> [GOAL]
Reproduce the records exactly.

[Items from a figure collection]
☆ ☆ ☆ ☆ ☆

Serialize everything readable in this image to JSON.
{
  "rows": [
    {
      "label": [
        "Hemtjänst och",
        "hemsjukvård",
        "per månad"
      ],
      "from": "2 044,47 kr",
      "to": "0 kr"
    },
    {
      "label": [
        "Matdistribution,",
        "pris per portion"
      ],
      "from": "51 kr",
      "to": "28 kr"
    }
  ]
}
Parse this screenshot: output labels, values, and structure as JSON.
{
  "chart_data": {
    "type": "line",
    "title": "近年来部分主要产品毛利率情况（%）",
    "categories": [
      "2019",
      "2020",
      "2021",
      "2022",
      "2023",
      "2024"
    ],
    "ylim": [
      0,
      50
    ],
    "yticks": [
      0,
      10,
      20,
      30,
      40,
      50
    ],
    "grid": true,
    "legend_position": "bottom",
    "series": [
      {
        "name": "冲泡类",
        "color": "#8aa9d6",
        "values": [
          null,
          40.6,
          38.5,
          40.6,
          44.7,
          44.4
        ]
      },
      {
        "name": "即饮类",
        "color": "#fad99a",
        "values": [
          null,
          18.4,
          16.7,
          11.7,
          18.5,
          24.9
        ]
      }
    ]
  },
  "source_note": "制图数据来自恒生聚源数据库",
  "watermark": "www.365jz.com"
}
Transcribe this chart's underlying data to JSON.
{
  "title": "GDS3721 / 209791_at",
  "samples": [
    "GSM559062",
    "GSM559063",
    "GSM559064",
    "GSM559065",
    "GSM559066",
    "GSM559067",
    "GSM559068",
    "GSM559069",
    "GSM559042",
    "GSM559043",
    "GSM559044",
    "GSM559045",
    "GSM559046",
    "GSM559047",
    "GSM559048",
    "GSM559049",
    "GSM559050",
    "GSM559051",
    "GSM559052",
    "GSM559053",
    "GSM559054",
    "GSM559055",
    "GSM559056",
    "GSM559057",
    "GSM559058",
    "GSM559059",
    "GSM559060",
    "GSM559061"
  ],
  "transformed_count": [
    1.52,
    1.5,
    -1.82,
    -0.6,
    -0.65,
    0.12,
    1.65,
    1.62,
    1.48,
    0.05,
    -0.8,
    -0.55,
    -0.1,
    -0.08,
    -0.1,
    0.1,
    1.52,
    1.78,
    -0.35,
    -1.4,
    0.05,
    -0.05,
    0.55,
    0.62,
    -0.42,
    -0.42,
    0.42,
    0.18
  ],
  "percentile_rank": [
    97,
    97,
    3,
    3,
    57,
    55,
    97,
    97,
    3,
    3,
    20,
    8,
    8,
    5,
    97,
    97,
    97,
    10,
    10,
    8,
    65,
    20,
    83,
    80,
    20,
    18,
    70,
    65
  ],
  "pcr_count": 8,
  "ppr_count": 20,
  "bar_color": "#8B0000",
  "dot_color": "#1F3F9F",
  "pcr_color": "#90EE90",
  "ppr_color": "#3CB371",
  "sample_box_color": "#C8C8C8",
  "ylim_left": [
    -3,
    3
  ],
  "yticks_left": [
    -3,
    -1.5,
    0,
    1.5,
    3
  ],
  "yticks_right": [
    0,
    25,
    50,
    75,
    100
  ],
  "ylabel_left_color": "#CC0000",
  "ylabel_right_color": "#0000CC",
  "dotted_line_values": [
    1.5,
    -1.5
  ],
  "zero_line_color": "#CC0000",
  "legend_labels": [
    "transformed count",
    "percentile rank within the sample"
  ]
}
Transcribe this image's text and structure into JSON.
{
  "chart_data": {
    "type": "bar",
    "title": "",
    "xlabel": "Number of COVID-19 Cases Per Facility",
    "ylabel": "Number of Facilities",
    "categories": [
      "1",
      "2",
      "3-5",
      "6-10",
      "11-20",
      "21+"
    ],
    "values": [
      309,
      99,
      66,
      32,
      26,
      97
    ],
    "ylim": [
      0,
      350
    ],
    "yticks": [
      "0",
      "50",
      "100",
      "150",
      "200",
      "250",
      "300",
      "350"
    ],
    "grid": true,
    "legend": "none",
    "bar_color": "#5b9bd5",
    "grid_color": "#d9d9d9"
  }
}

☆ ☆ ☆ ☆ ☆

> [FINISHED ANSWER]
Serialize everything readable in this image to JSON.
{
  "rows": [
    {
      "label": [
        "Hemtjänst och",
        "hemsjukvård",
        "per månad"
      ],
      "from": "2 044,47 kr",
      "to": "0 kr"
    },
    {
      "label": [
        "Matdistribution,",
        "pris per portion"
      ],
      "from": "51 kr",
      "to": "28 kr"
    }
  ]
}
Parse this screenshot: output labels, values, and structure as JSON.
{
  "chart_data": {
    "type": "line",
    "title": "近年来部分主要产品毛利率情况（%）",
    "categories": [
      "2019",
      "2020",
      "2021",
      "2022",
      "2023",
      "2024"
    ],
    "ylim": [
      0,
      50
    ],
    "yticks": [
      0,
      10,
      20,
      30,
      40,
      50
    ],
    "grid": true,
    "legend_position": "bottom",
    "series": [
      {
        "name": "冲泡类",
        "color": "#8aa9d6",
        "values": [
          null,
          40.6,
          38.5,
          40.6,
          44.7,
          44.4
        ]
      },
      {
        "name": "即饮类",
        "color": "#fad99a",
        "values": [
          null,
          18.4,
          16.7,
          11.7,
          18.5,
          24.9
        ]
      }
    ]
  },
  "source_note": "制图数据来自恒生聚源数据库",
  "watermark": "www.365jz.com"
}
Transcribe this chart's underlying data to JSON.
{
  "title": "GDS3721 / 209791_at",
  "samples": [
    "GSM559062",
    "GSM559063",
    "GSM559064",
    "GSM559065",
    "GSM559066",
    "GSM559067",
    "GSM559068",
    "GSM559069",
    "GSM559042",
    "GSM559043",
    "GSM559044",
    "GSM559045",
    "GSM559046",
    "GSM559047",
    "GSM559048",
    "GSM559049",
    "GSM559050",
    "GSM559051",
    "GSM559052",
    "GSM559053",
    "GSM559054",
    "GSM559055",
    "GSM559056",
    "GSM559057",
    "GSM559058",
    "GSM559059",
    "GSM559060",
    "GSM559061"
  ],
  "transformed_count": [
    1.52,
    1.5,
    -1.82,
    -0.6,
    -0.65,
    0.12,
    1.65,
    1.62,
    1.48,
    0.05,
    -0.8,
    -0.55,
    -0.1,
    -0.08,
    -0.1,
    0.1,
    1.52,
    1.78,
    -0.35,
    -1.4,
    0.05,
    -0.05,
    0.55,
    0.62,
    -0.42,
    -0.42,
    0.42,
    0.18
  ],
  "percentile_rank": [
    97,
    97,
    3,
    3,
    57,
    55,
    97,
    97,
    3,
    3,
    20,
    8,
    8,
    5,
    97,
    97,
    97,
    10,
    10,
    8,
    65,
    20,
    83,
    80,
    20,
    18,
    70,
    65
  ],
  "pcr_count": 8,
  "ppr_count": 20,
  "bar_color": "#8B0000",
  "dot_color": "#1F3F9F",
  "pcr_color": "#90EE90",
  "ppr_color": "#3CB371",
  "sample_box_color": "#C8C8C8",
  "ylim_left": [
    -3,
    3
  ],
  "yticks_left": [
    -3,
    -1.5,
    0,
    1.5,
    3
  ],
  "yticks_right": [
    0,
    25,
    50,
    75,
    100
  ],
  "ylabel_left_color": "#CC0000",
  "ylabel_right_color": "#0000CC",
  "dotted_line_values": [
    1.5,
    -1.5
  ],
  "zero_line_color": "#CC0000",
  "legend_labels": [
    "transformed count",
    "percentile rank within the sample"
  ]
}
Transcribe this image's text and structure into JSON.
{
  "chart_data": {
    "type": "bar",
    "title": "",
    "xlabel": "Number of COVID-19 Cases Per Facility",
    "ylabel": "Number of Facilities",
    "categories": [
      "1",
      "2",
      "3-5",
      "6-10",
      "11-20",
      "21+"
    ],
    "values": [
      309,
      99,
      66,
      32,
      26,
      97
    ],
    "ylim": [
      0,
      350
    ],
    "yticks": [
      "0",
      "50",
      "100",
      "150",
      "200",
      "250",
      "300",
      "350"
    ],
    "grid": true,
    "legend": "none",
    "bar_color": "#5b9bd5",
    "grid_color": "#d9d9d9"
  }
}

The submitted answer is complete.